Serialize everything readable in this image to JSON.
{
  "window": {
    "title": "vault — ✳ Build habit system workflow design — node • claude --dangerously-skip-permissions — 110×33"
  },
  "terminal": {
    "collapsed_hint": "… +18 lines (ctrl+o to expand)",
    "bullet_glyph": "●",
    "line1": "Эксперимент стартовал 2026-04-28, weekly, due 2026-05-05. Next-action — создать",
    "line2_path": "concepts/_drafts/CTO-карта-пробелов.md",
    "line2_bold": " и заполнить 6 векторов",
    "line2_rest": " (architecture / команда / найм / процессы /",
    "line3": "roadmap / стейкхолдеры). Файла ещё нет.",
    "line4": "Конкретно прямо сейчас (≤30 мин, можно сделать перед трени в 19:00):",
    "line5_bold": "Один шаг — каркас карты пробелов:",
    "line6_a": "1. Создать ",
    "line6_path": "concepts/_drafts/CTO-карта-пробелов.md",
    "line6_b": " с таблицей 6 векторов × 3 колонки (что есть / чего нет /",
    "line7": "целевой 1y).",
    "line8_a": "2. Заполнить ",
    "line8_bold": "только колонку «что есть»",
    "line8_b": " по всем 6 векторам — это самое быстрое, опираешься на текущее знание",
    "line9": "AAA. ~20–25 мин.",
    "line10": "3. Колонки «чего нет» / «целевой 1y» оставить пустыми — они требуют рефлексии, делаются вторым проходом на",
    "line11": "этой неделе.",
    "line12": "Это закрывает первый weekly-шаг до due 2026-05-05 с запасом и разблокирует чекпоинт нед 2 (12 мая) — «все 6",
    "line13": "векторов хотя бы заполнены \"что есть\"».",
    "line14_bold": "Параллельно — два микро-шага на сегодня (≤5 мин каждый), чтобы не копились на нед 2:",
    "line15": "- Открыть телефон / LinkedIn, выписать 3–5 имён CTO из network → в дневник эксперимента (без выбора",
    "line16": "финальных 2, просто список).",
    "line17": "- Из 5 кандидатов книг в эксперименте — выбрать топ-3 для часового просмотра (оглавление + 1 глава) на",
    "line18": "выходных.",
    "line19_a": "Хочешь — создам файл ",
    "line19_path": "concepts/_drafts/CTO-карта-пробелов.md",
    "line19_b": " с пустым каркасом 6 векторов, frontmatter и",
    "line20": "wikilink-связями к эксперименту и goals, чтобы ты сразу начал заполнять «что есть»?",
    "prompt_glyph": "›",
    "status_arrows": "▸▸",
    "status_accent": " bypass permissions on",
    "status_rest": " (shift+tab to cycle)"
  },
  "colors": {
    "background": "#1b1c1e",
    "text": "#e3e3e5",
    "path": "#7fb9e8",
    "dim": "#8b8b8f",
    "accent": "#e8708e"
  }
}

• Required work:
Extract all of the data above and output it character for character.

• Exercise response:
Serialize everything readable in this image to JSON.
{
  "window": {
    "title": "vault — ✳ Build habit system workflow design — node • claude --dangerously-skip-permissions — 110×33"
  },
  "terminal": {
    "collapsed_hint": "… +18 lines (ctrl+o to expand)",
    "bullet_glyph": "●",
    "line1": "Эксперимент стартовал 2026-04-28, weekly, due 2026-05-05. Next-action — создать",
    "line2_path": "concepts/_drafts/CTO-карта-пробелов.md",
    "line2_bold": " и заполнить 6 векторов",
    "line2_rest": " (architecture / команда / найм / процессы /",
    "line3": "roadmap / стейкхолдеры). Файла ещё нет.",
    "line4": "Конкретно прямо сейчас (≤30 мин, можно сделать перед трени в 19:00):",
    "line5_bold": "Один шаг — каркас карты пробелов:",
    "line6_a": "1. Создать ",
    "line6_path": "concepts/_drafts/CTO-карта-пробелов.md",
    "line6_b": " с таблицей 6 векторов × 3 колонки (что есть / чего нет /",
    "line7": "целевой 1y).",
    "line8_a": "2. Заполнить ",
    "line8_bold": "только колонку «что есть»",
    "line8_b": " по всем 6 векторам — это самое быстрое, опираешься на текущее знание",
    "line9": "AAA. ~20–25 мин.",
    "line10": "3. Колонки «чего нет» / «целевой 1y» оставить пустыми — они требуют рефлексии, делаются вторым проходом на",
    "line11": "этой неделе.",
    "line12": "Это закрывает первый weekly-шаг до due 2026-05-05 с запасом и разблокирует чекпоинт нед 2 (12 мая) — «все 6",
    "line13": "векторов хотя бы заполнены \"что есть\"».",
    "line14_bold": "Параллельно — два микро-шага на сегодня (≤5 мин каждый), чтобы не копились на нед 2:",
    "line15": "- Открыть телефон / LinkedIn, выписать 3–5 имён CTO из network → в дневник эксперимента (без выбора",
    "line16": "финальных 2, просто список).",
    "line17": "- Из 5 кандидатов книг в эксперименте — выбрать топ-3 для часового просмотра (оглавление + 1 глава) на",
    "line18": "выходных.",
    "line19_a": "Хочешь — создам файл ",
    "line19_path": "concepts/_drafts/CTO-карта-пробелов.md",
    "line19_b": " с пустым каркасом 6 векторов, frontmatter и",
    "line20": "wikilink-связями к эксперименту и goals, чтобы ты сразу начал заполнять «что есть»?",
    "prompt_glyph": "›",
    "status_arrows": "▸▸",
    "status_accent": " bypass permissions on",
    "status_rest": " (shift+tab to cycle)"
  },
  "colors": {
    "background": "#1b1c1e",
    "text": "#e3e3e5",
    "path": "#7fb9e8",
    "dim": "#8b8b8f",
    "accent": "#e8708e"
  }
}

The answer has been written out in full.